▶ _Information given_:
======
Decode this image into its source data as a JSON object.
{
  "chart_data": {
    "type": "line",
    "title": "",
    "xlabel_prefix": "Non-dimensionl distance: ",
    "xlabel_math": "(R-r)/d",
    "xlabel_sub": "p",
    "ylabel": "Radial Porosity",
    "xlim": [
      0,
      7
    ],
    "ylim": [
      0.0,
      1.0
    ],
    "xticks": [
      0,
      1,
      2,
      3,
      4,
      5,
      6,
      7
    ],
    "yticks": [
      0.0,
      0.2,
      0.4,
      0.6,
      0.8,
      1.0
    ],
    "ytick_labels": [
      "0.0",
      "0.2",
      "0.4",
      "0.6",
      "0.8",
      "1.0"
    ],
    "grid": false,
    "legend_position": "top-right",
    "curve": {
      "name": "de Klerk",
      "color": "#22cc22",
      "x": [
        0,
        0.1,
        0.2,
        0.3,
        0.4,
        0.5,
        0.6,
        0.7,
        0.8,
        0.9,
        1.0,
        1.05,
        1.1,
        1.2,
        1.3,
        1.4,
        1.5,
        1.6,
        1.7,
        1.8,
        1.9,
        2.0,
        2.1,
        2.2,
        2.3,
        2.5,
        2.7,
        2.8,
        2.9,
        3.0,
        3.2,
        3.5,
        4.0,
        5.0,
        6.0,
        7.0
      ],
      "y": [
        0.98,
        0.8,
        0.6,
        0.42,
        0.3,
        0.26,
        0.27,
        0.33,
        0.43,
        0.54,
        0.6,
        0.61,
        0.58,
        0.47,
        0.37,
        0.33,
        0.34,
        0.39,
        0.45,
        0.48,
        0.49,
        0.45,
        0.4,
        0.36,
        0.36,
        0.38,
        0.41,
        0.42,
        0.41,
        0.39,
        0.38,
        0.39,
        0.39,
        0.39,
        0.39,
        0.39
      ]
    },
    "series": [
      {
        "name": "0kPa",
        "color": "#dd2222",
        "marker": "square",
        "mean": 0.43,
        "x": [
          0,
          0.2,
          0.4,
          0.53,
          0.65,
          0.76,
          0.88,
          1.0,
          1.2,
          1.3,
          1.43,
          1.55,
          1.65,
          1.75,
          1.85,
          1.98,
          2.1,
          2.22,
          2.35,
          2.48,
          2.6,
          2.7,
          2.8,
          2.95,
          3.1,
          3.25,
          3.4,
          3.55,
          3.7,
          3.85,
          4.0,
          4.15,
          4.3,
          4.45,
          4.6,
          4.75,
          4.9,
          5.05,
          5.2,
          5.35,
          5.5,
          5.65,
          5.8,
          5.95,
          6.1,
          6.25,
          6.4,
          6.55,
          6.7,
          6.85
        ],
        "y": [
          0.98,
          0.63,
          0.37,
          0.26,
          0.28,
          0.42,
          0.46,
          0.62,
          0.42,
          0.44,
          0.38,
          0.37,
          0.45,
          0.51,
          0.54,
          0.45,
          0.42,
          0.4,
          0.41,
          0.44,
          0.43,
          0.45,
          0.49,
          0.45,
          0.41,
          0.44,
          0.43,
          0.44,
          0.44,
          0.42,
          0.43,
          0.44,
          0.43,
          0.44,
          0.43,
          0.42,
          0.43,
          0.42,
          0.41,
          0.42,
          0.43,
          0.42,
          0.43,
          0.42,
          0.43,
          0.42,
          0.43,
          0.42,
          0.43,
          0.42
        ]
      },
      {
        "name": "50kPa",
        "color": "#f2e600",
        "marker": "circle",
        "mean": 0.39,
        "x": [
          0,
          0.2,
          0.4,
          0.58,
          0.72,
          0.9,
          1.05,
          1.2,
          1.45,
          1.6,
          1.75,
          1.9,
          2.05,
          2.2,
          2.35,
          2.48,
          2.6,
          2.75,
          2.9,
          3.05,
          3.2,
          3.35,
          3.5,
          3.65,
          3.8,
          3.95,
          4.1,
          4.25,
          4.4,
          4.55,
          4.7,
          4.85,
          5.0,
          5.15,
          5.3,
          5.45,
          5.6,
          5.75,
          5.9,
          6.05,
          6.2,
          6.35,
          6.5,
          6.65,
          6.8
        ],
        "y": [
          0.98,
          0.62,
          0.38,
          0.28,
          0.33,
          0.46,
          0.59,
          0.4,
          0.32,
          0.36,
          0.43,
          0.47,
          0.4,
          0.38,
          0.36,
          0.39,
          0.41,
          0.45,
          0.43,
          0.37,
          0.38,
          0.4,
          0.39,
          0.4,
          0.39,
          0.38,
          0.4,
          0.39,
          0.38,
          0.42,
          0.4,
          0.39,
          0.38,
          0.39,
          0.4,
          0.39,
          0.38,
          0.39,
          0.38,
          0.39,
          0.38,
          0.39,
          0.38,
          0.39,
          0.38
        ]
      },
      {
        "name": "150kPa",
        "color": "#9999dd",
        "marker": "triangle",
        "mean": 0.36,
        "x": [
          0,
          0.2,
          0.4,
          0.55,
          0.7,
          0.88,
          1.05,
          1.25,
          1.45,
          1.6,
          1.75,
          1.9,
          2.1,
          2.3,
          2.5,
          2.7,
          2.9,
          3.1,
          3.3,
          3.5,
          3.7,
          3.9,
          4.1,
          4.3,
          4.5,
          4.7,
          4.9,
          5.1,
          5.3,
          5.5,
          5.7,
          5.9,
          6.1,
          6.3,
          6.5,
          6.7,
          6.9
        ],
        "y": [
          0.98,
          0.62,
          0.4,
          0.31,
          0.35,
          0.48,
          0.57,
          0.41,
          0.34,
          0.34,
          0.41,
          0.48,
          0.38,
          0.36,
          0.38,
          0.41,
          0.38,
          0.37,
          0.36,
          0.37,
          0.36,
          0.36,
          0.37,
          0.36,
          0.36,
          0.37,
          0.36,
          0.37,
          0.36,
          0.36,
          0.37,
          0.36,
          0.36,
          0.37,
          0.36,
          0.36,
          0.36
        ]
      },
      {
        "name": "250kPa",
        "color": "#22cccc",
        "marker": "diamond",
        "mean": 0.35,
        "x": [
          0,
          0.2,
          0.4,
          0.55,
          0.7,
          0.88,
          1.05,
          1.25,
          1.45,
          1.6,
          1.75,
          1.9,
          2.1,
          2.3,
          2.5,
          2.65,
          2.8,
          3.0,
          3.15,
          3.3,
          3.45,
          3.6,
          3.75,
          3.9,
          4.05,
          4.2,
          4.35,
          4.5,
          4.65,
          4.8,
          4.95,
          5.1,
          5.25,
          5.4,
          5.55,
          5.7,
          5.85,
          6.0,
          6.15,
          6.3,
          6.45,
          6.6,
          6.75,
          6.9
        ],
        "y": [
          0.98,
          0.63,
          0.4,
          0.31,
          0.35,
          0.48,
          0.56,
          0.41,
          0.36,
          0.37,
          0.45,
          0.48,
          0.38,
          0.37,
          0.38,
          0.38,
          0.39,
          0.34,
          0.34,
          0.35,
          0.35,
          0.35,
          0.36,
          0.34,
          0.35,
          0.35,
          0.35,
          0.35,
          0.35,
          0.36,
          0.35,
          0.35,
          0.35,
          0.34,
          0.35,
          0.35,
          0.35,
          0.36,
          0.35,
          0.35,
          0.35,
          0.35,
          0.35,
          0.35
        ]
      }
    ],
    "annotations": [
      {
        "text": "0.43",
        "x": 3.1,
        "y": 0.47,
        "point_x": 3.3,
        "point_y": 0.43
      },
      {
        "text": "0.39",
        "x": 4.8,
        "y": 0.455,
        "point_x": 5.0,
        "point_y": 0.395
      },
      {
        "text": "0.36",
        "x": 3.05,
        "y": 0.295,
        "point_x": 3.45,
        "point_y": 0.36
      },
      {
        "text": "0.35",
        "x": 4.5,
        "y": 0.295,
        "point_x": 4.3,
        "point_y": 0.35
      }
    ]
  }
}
======
▶ _What to work on_: Type the material above out again, exactly.

▶ _Output of the task_:
Decode this image into its source data as a JSON object.
{
  "chart_data": {
    "type": "line",
    "title": "",
    "xlabel_prefix": "Non-dimensionl distance: ",
    "xlabel_math": "(R-r)/d",
    "xlabel_sub": "p",
    "ylabel": "Radial Porosity",
    "xlim": [
      0,
      7
    ],
    "ylim": [
      0.0,
      1.0
    ],
    "xticks": [
      0,
      1,
      2,
      3,
      4,
      5,
      6,
      7
    ],
    "yticks": [
      0.0,
      0.2,
      0.4,
      0.6,
      0.8,
      1.0
    ],
    "ytick_labels": [
      "0.0",
      "0.2",
      "0.4",
      "0.6",
      "0.8",
      "1.0"
    ],
    "grid": false,
    "legend_position": "top-right",
    "curve": {
      "name": "de Klerk",
      "color": "#22cc22",
      "x": [
        0,
        0.1,
        0.2,
        0.3,
        0.4,
        0.5,
        0.6,
        0.7,
        0.8,
        0.9,
        1.0,
        1.05,
        1.1,
        1.2,
        1.3,
        1.4,
        1.5,
        1.6,
        1.7,
        1.8,
        1.9,
        2.0,
        2.1,
        2.2,
        2.3,
        2.5,
        2.7,
        2.8,
        2.9,
        3.0,
        3.2,
        3.5,
        4.0,
        5.0,
        6.0,
        7.0
      ],
      "y": [
        0.98,
        0.8,
        0.6,
        0.42,
        0.3,
        0.26,
        0.27,
        0.33,
        0.43,
        0.54,
        0.6,
        0.61,
        0.58,
        0.47,
        0.37,
        0.33,
        0.34,
        0.39,
        0.45,
        0.48,
        0.49,
        0.45,
        0.4,
        0.36,
        0.36,
        0.38,
        0.41,
        0.42,
        0.41,
        0.39,
        0.38,
        0.39,
        0.39,
        0.39,
        0.39,
        0.39
      ]
    },
    "series": [
      {
        "name": "0kPa",
        "color": "#dd2222",
        "marker": "square",
        "mean": 0.43,
        "x": [
          0,
          0.2,
          0.4,
          0.53,
          0.65,
          0.76,
          0.88,
          1.0,
          1.2,
          1.3,
          1.43,
          1.55,
          1.65,
          1.75,
          1.85,
          1.98,
          2.1,
          2.22,
          2.35,
          2.48,
          2.6,
          2.7,
          2.8,
          2.95,
          3.1,
          3.25,
          3.4,
          3.55,
          3.7,
          3.85,
          4.0,
          4.15,
          4.3,
          4.45,
          4.6,
          4.75,
          4.9,
          5.05,
          5.2,
          5.35,
          5.5,
          5.65,
          5.8,
          5.95,
          6.1,
          6.25,
          6.4,
          6.55,
          6.7,
          6.85
        ],
        "y": [
          0.98,
          0.63,
          0.37,
          0.26,
          0.28,
          0.42,
          0.46,
          0.62,
          0.42,
          0.44,
          0.38,
          0.37,
          0.45,
          0.51,
          0.54,
          0.45,
          0.42,
          0.4,
          0.41,
          0.44,
          0.43,
          0.45,
          0.49,
          0.45,
          0.41,
          0.44,
          0.43,
          0.44,
          0.44,
          0.42,
          0.43,
          0.44,
          0.43,
          0.44,
          0.43,
          0.42,
          0.43,
          0.42,
          0.41,
          0.42,
          0.43,
          0.42,
          0.43,
          0.42,
          0.43,
          0.42,
          0.43,
          0.42,
          0.43,
          0.42
        ]
      },
      {
        "name": "50kPa",
        "color": "#f2e600",
        "marker": "circle",
        "mean": 0.39,
        "x": [
          0,
          0.2,
          0.4,
          0.58,
          0.72,
          0.9,
          1.05,
          1.2,
          1.45,
          1.6,
          1.75,
          1.9,
          2.05,
          2.2,
          2.35,
          2.48,
          2.6,
          2.75,
          2.9,
          3.05,
          3.2,
          3.35,
          3.5,
          3.65,
          3.8,
          3.95,
          4.1,
          4.25,
          4.4,
          4.55,
          4.7,
          4.85,
          5.0,
          5.15,
          5.3,
          5.45,
          5.6,
          5.75,
          5.9,
          6.05,
          6.2,
          6.35,
          6.5,
          6.65,
          6.8
        ],
        "y": [
          0.98,
          0.62,
          0.38,
          0.28,
          0.33,
          0.46,
          0.59,
          0.4,
          0.32,
          0.36,
          0.43,
          0.47,
          0.4,
          0.38,
          0.36,
          0.39,
          0.41,
          0.45,
          0.43,
          0.37,
          0.38,
          0.4,
          0.39,
          0.4,
          0.39,
          0.38,
          0.4,
          0.39,
          0.38,
          0.42,
          0.4,
          0.39,
          0.38,
          0.39,
          0.4,
          0.39,
          0.38,
          0.39,
          0.38,
          0.39,
          0.38,
          0.39,
          0.38,
          0.39,
          0.38
        ]
      },
      {
        "name": "150kPa",
        "color": "#9999dd",
        "marker": "triangle",
        "mean": 0.36,
        "x": [
          0,
          0.2,
          0.4,
          0.55,
          0.7,
          0.88,
          1.05,
          1.25,
          1.45,
          1.6,
          1.75,
          1.9,
          2.1,
          2.3,
          2.5,
          2.7,
          2.9,
          3.1,
          3.3,
          3.5,
          3.7,
          3.9,
          4.1,
          4.3,
          4.5,
          4.7,
          4.9,
          5.1,
          5.3,
          5.5,
          5.7,
          5.9,
          6.1,
          6.3,
          6.5,
          6.7,
          6.9
        ],
        "y": [
          0.98,
          0.62,
          0.4,
          0.31,
          0.35,
          0.48,
          0.57,
          0.41,
          0.34,
          0.34,
          0.41,
          0.48,
          0.38,
          0.36,
          0.38,
          0.41,
          0.38,
          0.37,
          0.36,
          0.37,
          0.36,
          0.36,
          0.37,
          0.36,
          0.36,
          0.37,
          0.36,
          0.37,
          0.36,
          0.36,
          0.37,
          0.36,
          0.36,
          0.37,
          0.36,
          0.36,
          0.36
        ]
      },
      {
        "name": "250kPa",
        "color": "#22cccc",
        "marker": "diamond",
        "mean": 0.35,
        "x": [
          0,
          0.2,
          0.4,
          0.55,
          0.7,
          0.88,
          1.05,
          1.25,
          1.45,
          1.6,
          1.75,
          1.9,
          2.1,
          2.3,
          2.5,
          2.65,
          2.8,
          3.0,
          3.15,
          3.3,
          3.45,
          3.6,
          3.75,
          3.9,
          4.05,
          4.2,
          4.35,
          4.5,
          4.65,
          4.8,
          4.95,
          5.1,
          5.25,
          5.4,
          5.55,
          5.7,
          5.85,
          6.0,
          6.15,
          6.3,
          6.45,
          6.6,
          6.75,
          6.9
        ],
        "y": [
          0.98,
          0.63,
          0.4,
          0.31,
          0.35,
          0.48,
          0.56,
          0.41,
          0.36,
          0.37,
          0.45,
          0.48,
          0.38,
          0.37,
          0.38,
          0.38,
          0.39,
          0.34,
          0.34,
          0.35,
          0.35,
          0.35,
          0.36,
          0.34,
          0.35,
          0.35,
          0.35,
          0.35,
          0.35,
          0.36,
          0.35,
          0.35,
          0.35,
          0.34,
          0.35,
          0.35,
          0.35,
          0.36,
          0.35,
          0.35,
          0.35,
          0.35,
          0.35,
          0.35
        ]
      }
    ],
    "annotations": [
      {
        "text": "0.43",
        "x": 3.1,
        "y": 0.47,
        "point_x": 3.3,
        "point_y": 0.43
      },
      {
        "text": "0.39",
        "x": 4.8,
        "y": 0.455,
        "point_x": 5.0,
        "point_y": 0.395
      },
      {
        "text": "0.36",
        "x": 3.05,
        "y": 0.295,
        "point_x": 3.45,
        "point_y": 0.36
      },
      {
        "text": "0.35",
        "x": 4.5,
        "y": 0.295,
        "point_x": 4.3,
        "point_y": 0.35
      }
    ]
  }
}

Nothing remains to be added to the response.